__GIVEN PROBLEM__. Exact reproduction is required for all entries.

__PROVIDED RECORDS__.
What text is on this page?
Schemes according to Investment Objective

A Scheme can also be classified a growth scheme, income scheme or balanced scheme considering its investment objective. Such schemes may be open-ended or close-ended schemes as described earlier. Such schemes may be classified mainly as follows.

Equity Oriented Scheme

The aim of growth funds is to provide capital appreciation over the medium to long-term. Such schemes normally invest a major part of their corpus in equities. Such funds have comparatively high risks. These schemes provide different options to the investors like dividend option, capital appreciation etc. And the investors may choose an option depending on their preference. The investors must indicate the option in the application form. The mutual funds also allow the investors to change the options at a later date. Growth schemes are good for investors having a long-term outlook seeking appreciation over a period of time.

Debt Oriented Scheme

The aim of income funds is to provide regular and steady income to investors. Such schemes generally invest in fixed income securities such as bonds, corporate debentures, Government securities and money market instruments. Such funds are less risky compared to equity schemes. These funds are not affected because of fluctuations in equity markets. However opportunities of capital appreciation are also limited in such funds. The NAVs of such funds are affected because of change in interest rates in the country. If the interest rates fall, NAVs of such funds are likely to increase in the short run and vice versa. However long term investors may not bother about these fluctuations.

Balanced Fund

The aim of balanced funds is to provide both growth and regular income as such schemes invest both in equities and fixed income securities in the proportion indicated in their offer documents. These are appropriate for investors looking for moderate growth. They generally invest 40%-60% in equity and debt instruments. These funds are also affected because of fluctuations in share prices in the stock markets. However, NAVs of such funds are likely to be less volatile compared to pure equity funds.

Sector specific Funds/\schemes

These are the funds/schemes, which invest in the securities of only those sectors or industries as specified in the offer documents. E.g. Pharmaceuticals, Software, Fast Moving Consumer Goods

__COMPLETE RESPONSE__.
What text is on this page?
Schemes according to Investment Objective

A Scheme can also be classified a growth scheme, income scheme or balanced scheme considering its investment objective. Such schemes may be open-ended or close-ended schemes as described earlier. Such schemes may be classified mainly as follows.

Equity Oriented Scheme

The aim of growth funds is to provide capital appreciation over the medium to long-term. Such schemes normally invest a major part of their corpus in equities. Such funds have comparatively high risks. These schemes provide different options to the investors like dividend option, capital appreciation etc. And the investors may choose an option depending on their preference. The investors must indicate the option in the application form. The mutual funds also allow the investors to change the options at a later date. Growth schemes are good for investors having a long-term outlook seeking appreciation over a period of time.

Debt Oriented Scheme

The aim of income funds is to provide regular and steady income to investors. Such schemes generally invest in fixed income securities such as bonds, corporate debentures, Government securities and money market instruments. Such funds are less risky compared to equity schemes. These funds are not affected because of fluctuations in equity markets. However opportunities of capital appreciation are also limited in such funds. The NAVs of such funds are affected because of change in interest rates in the country. If the interest rates fall, NAVs of such funds are likely to increase in the short run and vice versa. However long term investors may not bother about these fluctuations.

Balanced Fund

The aim of balanced funds is to provide both growth and regular income as such schemes invest both in equities and fixed income securities in the proportion indicated in their offer documents. These are appropriate for investors looking for moderate growth. They generally invest 40%-60% in equity and debt instruments. These funds are also affected because of fluctuations in share prices in the stock markets. However, NAVs of such funds are likely to be less volatile compared to pure equity funds.

Sector specific Funds/\schemes

These are the funds/schemes, which invest in the securities of only those sectors or industries as specified in the offer documents. E.g. Pharmaceuticals, Software, Fast Moving Consumer Goods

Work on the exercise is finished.